• _Extracted records_
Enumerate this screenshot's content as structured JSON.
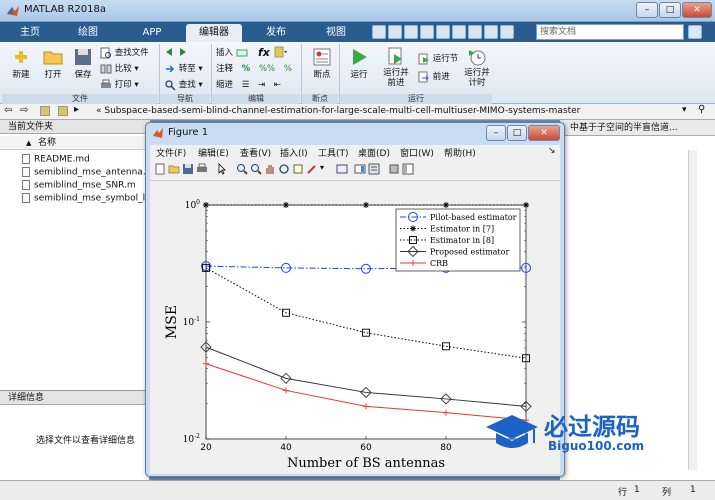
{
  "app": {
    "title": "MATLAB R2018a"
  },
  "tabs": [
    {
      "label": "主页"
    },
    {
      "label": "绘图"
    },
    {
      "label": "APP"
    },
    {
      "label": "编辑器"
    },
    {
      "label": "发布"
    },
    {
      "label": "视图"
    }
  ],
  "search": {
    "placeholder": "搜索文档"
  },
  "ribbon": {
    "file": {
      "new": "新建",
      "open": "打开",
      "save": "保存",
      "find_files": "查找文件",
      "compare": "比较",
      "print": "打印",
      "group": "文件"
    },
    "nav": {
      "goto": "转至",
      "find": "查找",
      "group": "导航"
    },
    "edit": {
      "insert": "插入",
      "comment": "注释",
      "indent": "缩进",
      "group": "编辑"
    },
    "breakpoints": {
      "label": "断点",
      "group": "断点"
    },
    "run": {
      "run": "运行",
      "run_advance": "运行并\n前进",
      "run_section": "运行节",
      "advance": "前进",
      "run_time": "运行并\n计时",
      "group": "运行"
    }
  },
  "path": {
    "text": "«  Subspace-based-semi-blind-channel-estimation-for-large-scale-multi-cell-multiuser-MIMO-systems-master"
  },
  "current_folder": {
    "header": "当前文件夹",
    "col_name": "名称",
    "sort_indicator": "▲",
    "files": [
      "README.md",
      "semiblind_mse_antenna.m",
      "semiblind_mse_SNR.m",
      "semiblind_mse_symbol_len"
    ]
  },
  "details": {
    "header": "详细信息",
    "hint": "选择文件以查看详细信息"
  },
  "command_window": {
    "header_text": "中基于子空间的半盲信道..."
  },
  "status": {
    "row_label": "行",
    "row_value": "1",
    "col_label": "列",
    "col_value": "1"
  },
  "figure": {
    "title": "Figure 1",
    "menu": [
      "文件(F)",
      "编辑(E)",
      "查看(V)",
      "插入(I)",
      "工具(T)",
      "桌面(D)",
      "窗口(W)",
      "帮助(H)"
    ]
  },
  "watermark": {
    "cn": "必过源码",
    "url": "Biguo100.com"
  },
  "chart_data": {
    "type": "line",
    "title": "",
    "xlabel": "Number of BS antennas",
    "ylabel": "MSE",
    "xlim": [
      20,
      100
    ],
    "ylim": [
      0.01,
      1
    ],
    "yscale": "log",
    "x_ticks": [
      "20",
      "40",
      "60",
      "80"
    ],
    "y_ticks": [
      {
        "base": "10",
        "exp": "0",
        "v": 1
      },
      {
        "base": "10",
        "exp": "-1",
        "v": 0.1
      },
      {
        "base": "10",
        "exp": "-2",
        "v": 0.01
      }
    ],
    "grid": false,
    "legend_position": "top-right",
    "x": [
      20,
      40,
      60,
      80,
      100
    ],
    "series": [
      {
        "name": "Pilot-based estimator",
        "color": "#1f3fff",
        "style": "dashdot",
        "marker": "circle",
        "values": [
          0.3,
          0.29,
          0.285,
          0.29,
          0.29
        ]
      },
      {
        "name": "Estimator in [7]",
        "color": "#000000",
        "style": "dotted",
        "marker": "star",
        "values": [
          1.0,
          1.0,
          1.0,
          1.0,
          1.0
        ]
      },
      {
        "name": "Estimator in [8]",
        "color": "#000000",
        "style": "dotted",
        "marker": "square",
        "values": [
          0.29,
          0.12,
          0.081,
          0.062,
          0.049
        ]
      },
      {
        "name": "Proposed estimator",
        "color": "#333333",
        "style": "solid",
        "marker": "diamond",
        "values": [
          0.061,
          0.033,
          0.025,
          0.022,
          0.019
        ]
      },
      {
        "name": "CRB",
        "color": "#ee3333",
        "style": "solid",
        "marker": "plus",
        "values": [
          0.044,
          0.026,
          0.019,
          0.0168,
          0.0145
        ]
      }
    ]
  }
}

---

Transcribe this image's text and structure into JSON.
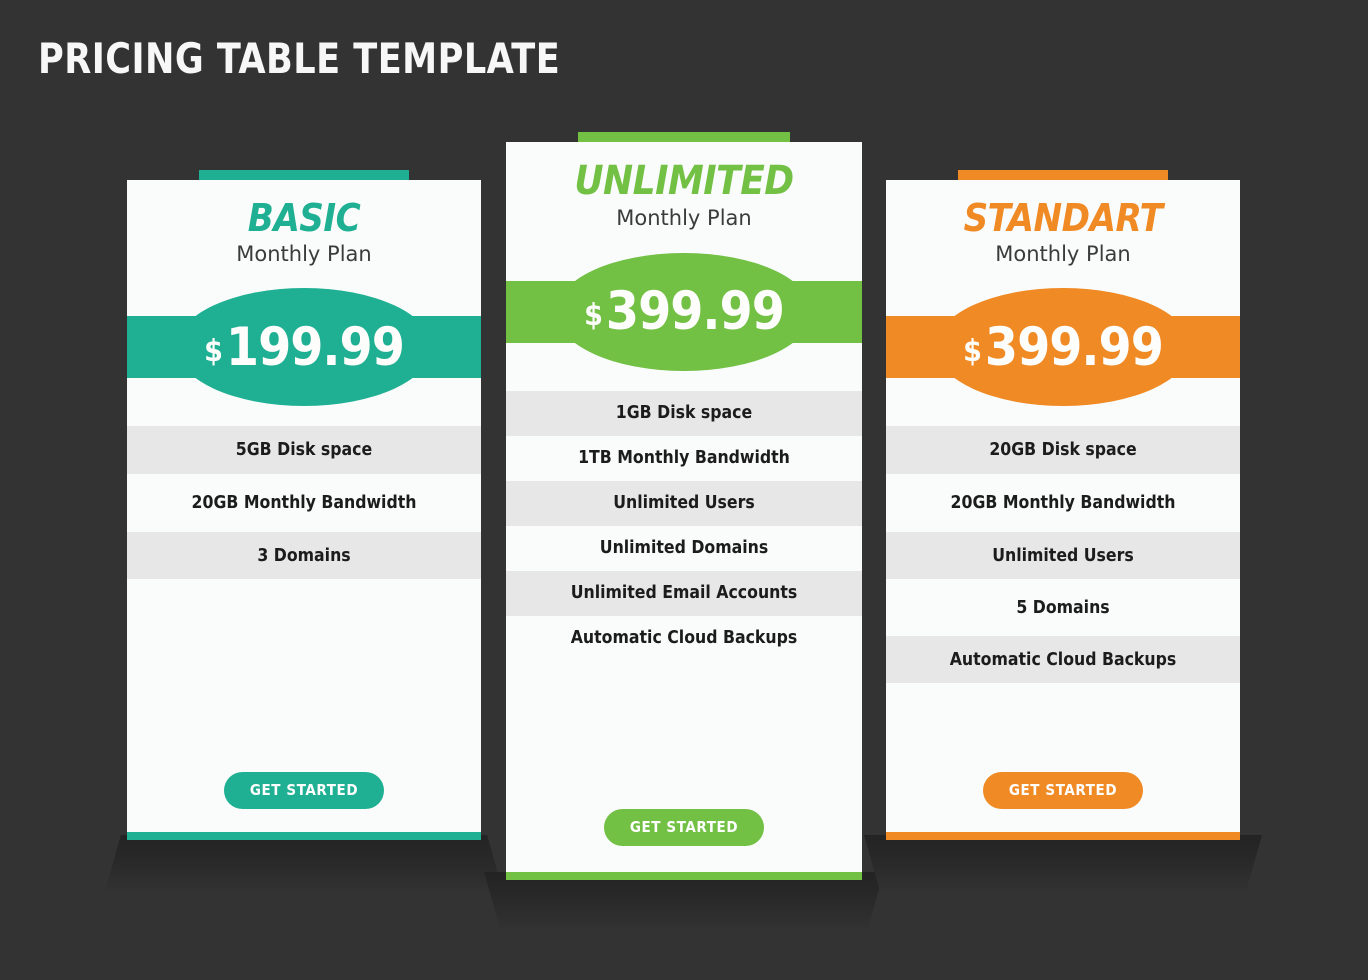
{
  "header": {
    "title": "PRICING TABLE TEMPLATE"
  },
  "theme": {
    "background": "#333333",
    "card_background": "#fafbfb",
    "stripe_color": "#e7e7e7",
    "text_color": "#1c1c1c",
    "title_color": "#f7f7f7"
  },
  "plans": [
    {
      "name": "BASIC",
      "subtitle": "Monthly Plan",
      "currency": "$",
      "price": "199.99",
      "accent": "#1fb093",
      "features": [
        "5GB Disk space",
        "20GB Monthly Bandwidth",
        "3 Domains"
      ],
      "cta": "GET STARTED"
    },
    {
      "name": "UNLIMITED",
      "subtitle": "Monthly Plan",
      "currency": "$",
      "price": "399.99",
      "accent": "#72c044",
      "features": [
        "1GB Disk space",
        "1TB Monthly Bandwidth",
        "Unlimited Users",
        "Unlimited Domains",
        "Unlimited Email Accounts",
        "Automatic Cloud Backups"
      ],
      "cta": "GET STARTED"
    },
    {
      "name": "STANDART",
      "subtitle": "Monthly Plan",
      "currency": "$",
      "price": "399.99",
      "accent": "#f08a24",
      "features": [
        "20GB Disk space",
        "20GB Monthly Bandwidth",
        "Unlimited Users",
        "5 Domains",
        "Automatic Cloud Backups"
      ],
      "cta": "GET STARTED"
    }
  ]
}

• _WHAT TO DO_
Search the lines for the word "based" and report how many contain it, by number only.

• _OUTPUT OF THE TASK_
2